## WHAT THE TASK REQUIRES
Each record below is to be copied word for word, with pictures removed.

[BEGIN MATERIAL]

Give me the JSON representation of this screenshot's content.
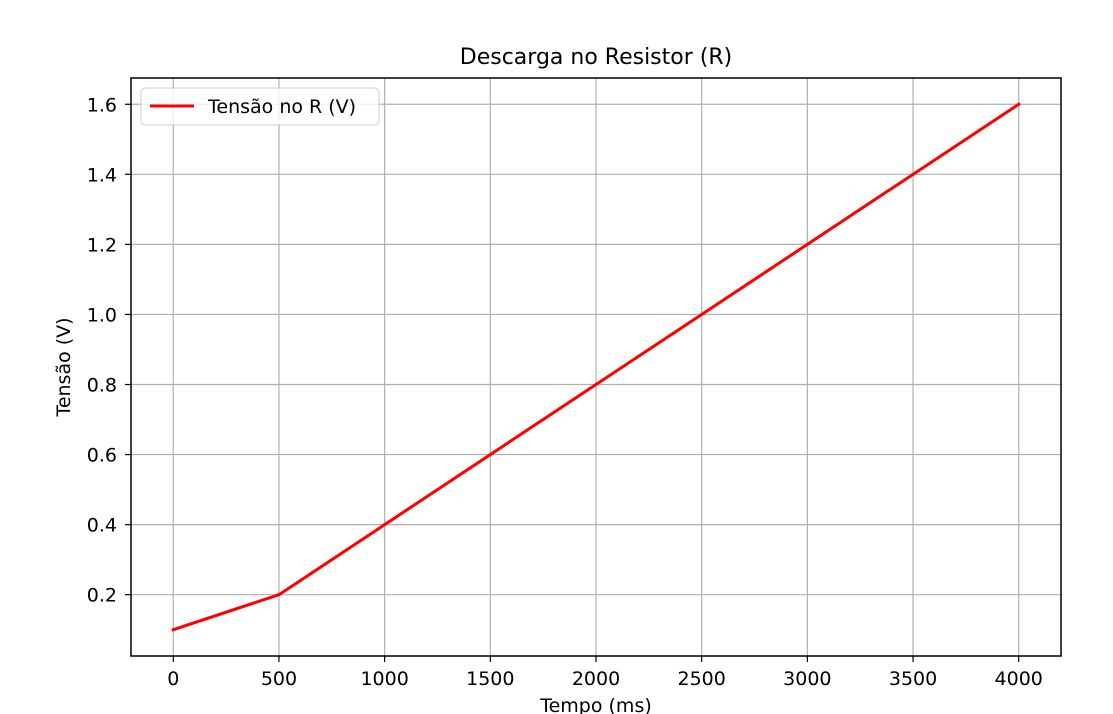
{
  "chart_data": {
    "type": "line",
    "title": "Descarga no Resistor (R)",
    "xlabel": "Tempo (ms)",
    "ylabel": "Tensão (V)",
    "xlim": [
      -200,
      4200
    ],
    "ylim": [
      0.025,
      1.675
    ],
    "x_ticks": [
      0,
      500,
      1000,
      1500,
      2000,
      2500,
      3000,
      3500,
      4000
    ],
    "x_tick_labels": [
      "0",
      "500",
      "1000",
      "1500",
      "2000",
      "2500",
      "3000",
      "3500",
      "4000"
    ],
    "y_ticks": [
      0.2,
      0.4,
      0.6,
      0.8,
      1.0,
      1.2,
      1.4,
      1.6
    ],
    "y_tick_labels": [
      "0.2",
      "0.4",
      "0.6",
      "0.8",
      "1.0",
      "1.2",
      "1.4",
      "1.6"
    ],
    "grid": true,
    "legend_position": "upper-left",
    "series": [
      {
        "name": "Tensão no R (V)",
        "color": "#ff0000",
        "x": [
          0,
          500,
          1000,
          1500,
          2000,
          2500,
          3000,
          3500,
          4000
        ],
        "y": [
          0.1,
          0.2,
          0.4,
          0.6,
          0.8,
          1.0,
          1.2,
          1.4,
          1.6
        ]
      }
    ]
  }
}
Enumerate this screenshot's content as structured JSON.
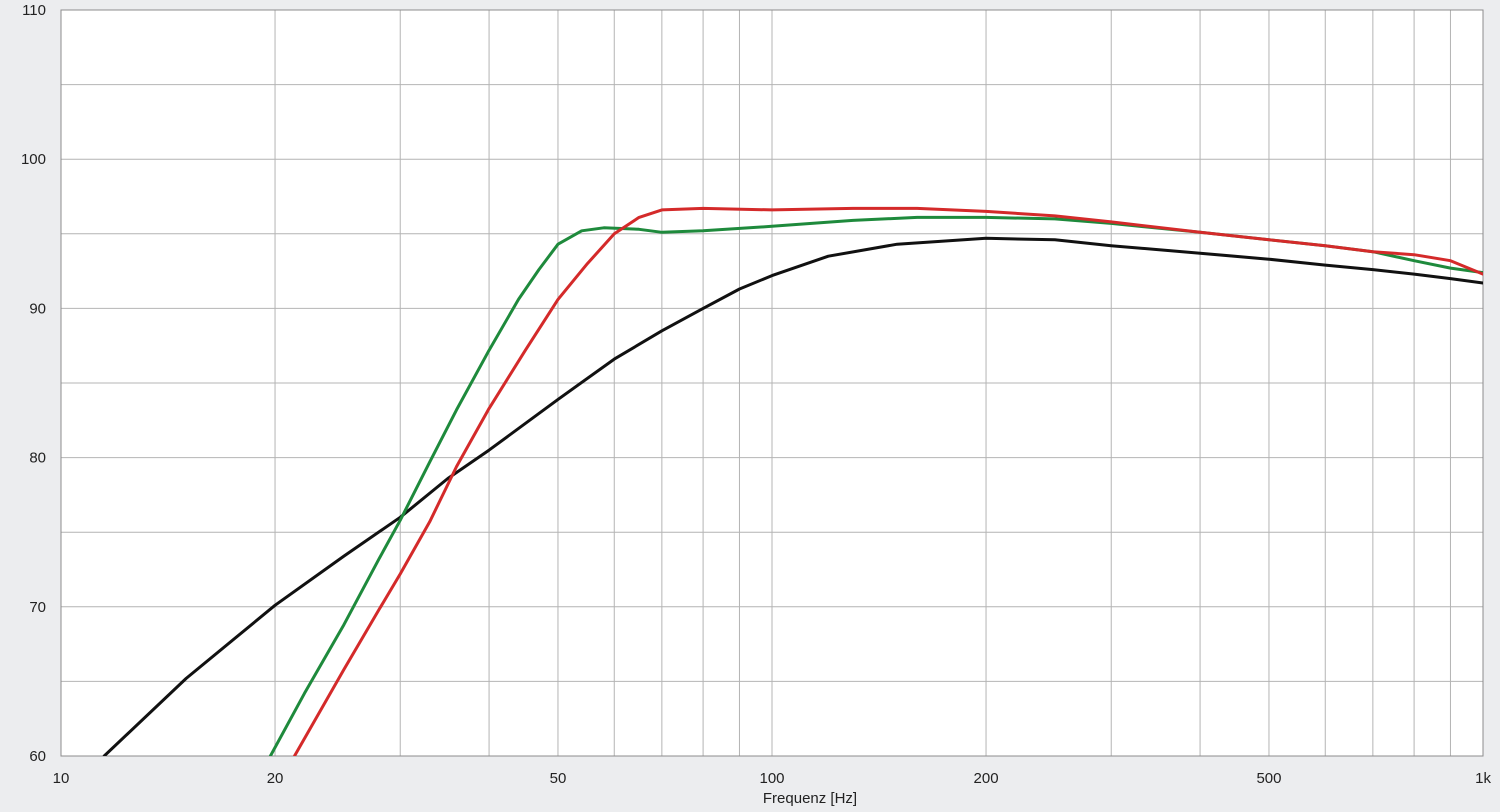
{
  "chart_data": {
    "type": "line",
    "title": "",
    "xlabel": "Frequenz [Hz]",
    "ylabel": "",
    "x_scale": "log",
    "xlim": [
      10,
      1000
    ],
    "ylim": [
      60,
      110
    ],
    "grid": true,
    "x_major_ticks": [
      {
        "value": 10,
        "label": "10"
      },
      {
        "value": 20,
        "label": "20"
      },
      {
        "value": 50,
        "label": "50"
      },
      {
        "value": 100,
        "label": "100"
      },
      {
        "value": 200,
        "label": "200"
      },
      {
        "value": 500,
        "label": "500"
      },
      {
        "value": 1000,
        "label": "1k"
      }
    ],
    "x_minor_grid": [
      30,
      40,
      60,
      70,
      80,
      90,
      300,
      400,
      600,
      700,
      800,
      900
    ],
    "y_major_ticks": [
      {
        "value": 60,
        "label": "60"
      },
      {
        "value": 70,
        "label": "70"
      },
      {
        "value": 80,
        "label": "80"
      },
      {
        "value": 90,
        "label": "90"
      },
      {
        "value": 100,
        "label": "100"
      },
      {
        "value": 110,
        "label": "110"
      }
    ],
    "y_minor_grid": [
      65,
      75,
      85,
      95,
      105
    ],
    "series": [
      {
        "color": "#111111",
        "x": [
          11.5,
          15,
          20,
          25,
          30,
          35,
          40,
          50,
          60,
          70,
          80,
          90,
          100,
          120,
          150,
          200,
          250,
          300,
          400,
          500,
          600,
          700,
          800,
          900,
          1000
        ],
        "y": [
          60,
          65.2,
          70.1,
          73.4,
          76.0,
          78.6,
          80.5,
          83.9,
          86.6,
          88.5,
          90.0,
          91.3,
          92.2,
          93.5,
          94.3,
          94.7,
          94.6,
          94.2,
          93.7,
          93.3,
          92.9,
          92.6,
          92.3,
          92.0,
          91.7
        ]
      },
      {
        "color": "#1e8a3c",
        "x": [
          19.7,
          22,
          25,
          28,
          30,
          33,
          36,
          40,
          44,
          47,
          50,
          54,
          58,
          65,
          70,
          80,
          100,
          130,
          160,
          200,
          250,
          300,
          400,
          500,
          600,
          700,
          800,
          900,
          1000
        ],
        "y": [
          60,
          64.2,
          68.8,
          73.2,
          75.8,
          79.7,
          83.2,
          87.2,
          90.6,
          92.6,
          94.3,
          95.2,
          95.4,
          95.3,
          95.1,
          95.2,
          95.5,
          95.9,
          96.1,
          96.1,
          96.0,
          95.7,
          95.1,
          94.6,
          94.2,
          93.8,
          93.2,
          92.7,
          92.4
        ]
      },
      {
        "color": "#d42a2a",
        "x": [
          21.3,
          25,
          28,
          30,
          33,
          36,
          40,
          45,
          50,
          55,
          60,
          65,
          70,
          80,
          100,
          130,
          160,
          200,
          250,
          300,
          400,
          500,
          600,
          700,
          800,
          900,
          1000
        ],
        "y": [
          60,
          65.8,
          69.8,
          72.2,
          75.7,
          79.4,
          83.3,
          87.2,
          90.6,
          93.0,
          95.0,
          96.1,
          96.6,
          96.7,
          96.6,
          96.7,
          96.7,
          96.5,
          96.2,
          95.8,
          95.1,
          94.6,
          94.2,
          93.8,
          93.6,
          93.2,
          92.3
        ]
      }
    ]
  }
}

[END MATERIAL]

## WRITTEN RESPONSE
Give me the JSON representation of this screenshot's content.
{
  "chart_data": {
    "type": "line",
    "title": "Descarga no Resistor (R)",
    "xlabel": "Tempo (ms)",
    "ylabel": "Tensão (V)",
    "xlim": [
      -200,
      4200
    ],
    "ylim": [
      0.025,
      1.675
    ],
    "x_ticks": [
      0,
      500,
      1000,
      1500,
      2000,
      2500,
      3000,
      3500,
      4000
    ],
    "x_tick_labels": [
      "0",
      "500",
      "1000",
      "1500",
      "2000",
      "2500",
      "3000",
      "3500",
      "4000"
    ],
    "y_ticks": [
      0.2,
      0.4,
      0.6,
      0.8,
      1.0,
      1.2,
      1.4,
      1.6
    ],
    "y_tick_labels": [
      "0.2",
      "0.4",
      "0.6",
      "0.8",
      "1.0",
      "1.2",
      "1.4",
      "1.6"
    ],
    "grid": true,
    "legend_position": "upper-left",
    "series": [
      {
        "name": "Tensão no R (V)",
        "color": "#ff0000",
        "x": [
          0,
          500,
          1000,
          1500,
          2000,
          2500,
          3000,
          3500,
          4000
        ],
        "y": [
          0.1,
          0.2,
          0.4,
          0.6,
          0.8,
          1.0,
          1.2,
          1.4,
          1.6
        ]
      }
    ]
  }
}
Enumerate this screenshot's content as structured JSON.
{
  "chart_data": {
    "type": "line",
    "title": "",
    "xlabel": "Frequenz [Hz]",
    "ylabel": "",
    "x_scale": "log",
    "xlim": [
      10,
      1000
    ],
    "ylim": [
      60,
      110
    ],
    "grid": true,
    "x_major_ticks": [
      {
        "value": 10,
        "label": "10"
      },
      {
        "value": 20,
        "label": "20"
      },
      {
        "value": 50,
        "label": "50"
      },
      {
        "value": 100,
        "label": "100"
      },
      {
        "value": 200,
        "label": "200"
      },
      {
        "value": 500,
        "label": "500"
      },
      {
        "value": 1000,
        "label": "1k"
      }
    ],
    "x_minor_grid": [
      30,
      40,
      60,
      70,
      80,
      90,
      300,
      400,
      600,
      700,
      800,
      900
    ],
    "y_major_ticks": [
      {
        "value": 60,
        "label": "60"
      },
      {
        "value": 70,
        "label": "70"
      },
      {
        "value": 80,
        "label": "80"
      },
      {
        "value": 90,
        "label": "90"
      },
      {
        "value": 100,
        "label": "100"
      },
      {
        "value": 110,
        "label": "110"
      }
    ],
    "y_minor_grid": [
      65,
      75,
      85,
      95,
      105
    ],
    "series": [
      {
        "color": "#111111",
        "x": [
          11.5,
          15,
          20,
          25,
          30,
          35,
          40,
          50,
          60,
          70,
          80,
          90,
          100,
          120,
          150,
          200,
          250,
          300,
          400,
          500,
          600,
          700,
          800,
          900,
          1000
        ],
        "y": [
          60,
          65.2,
          70.1,
          73.4,
          76.0,
          78.6,
          80.5,
          83.9,
          86.6,
          88.5,
          90.0,
          91.3,
          92.2,
          93.5,
          94.3,
          94.7,
          94.6,
          94.2,
          93.7,
          93.3,
          92.9,
          92.6,
          92.3,
          92.0,
          91.7
        ]
      },
      {
        "color": "#1e8a3c",
        "x": [
          19.7,
          22,
          25,
          28,
          30,
          33,
          36,
          40,
          44,
          47,
          50,
          54,
          58,
          65,
          70,
          80,
          100,
          130,
          160,
          200,
          250,
          300,
          400,
          500,
          600,
          700,
          800,
          900,
          1000
        ],
        "y": [
          60,
          64.2,
          68.8,
          73.2,
          75.8,
          79.7,
          83.2,
          87.2,
          90.6,
          92.6,
          94.3,
          95.2,
          95.4,
          95.3,
          95.1,
          95.2,
          95.5,
          95.9,
          96.1,
          96.1,
          96.0,
          95.7,
          95.1,
          94.6,
          94.2,
          93.8,
          93.2,
          92.7,
          92.4
        ]
      },
      {
        "color": "#d42a2a",
        "x": [
          21.3,
          25,
          28,
          30,
          33,
          36,
          40,
          45,
          50,
          55,
          60,
          65,
          70,
          80,
          100,
          130,
          160,
          200,
          250,
          300,
          400,
          500,
          600,
          700,
          800,
          900,
          1000
        ],
        "y": [
          60,
          65.8,
          69.8,
          72.2,
          75.7,
          79.4,
          83.3,
          87.2,
          90.6,
          93.0,
          95.0,
          96.1,
          96.6,
          96.7,
          96.6,
          96.7,
          96.7,
          96.5,
          96.2,
          95.8,
          95.1,
          94.6,
          94.2,
          93.8,
          93.6,
          93.2,
          92.3
        ]
      }
    ]
  }
}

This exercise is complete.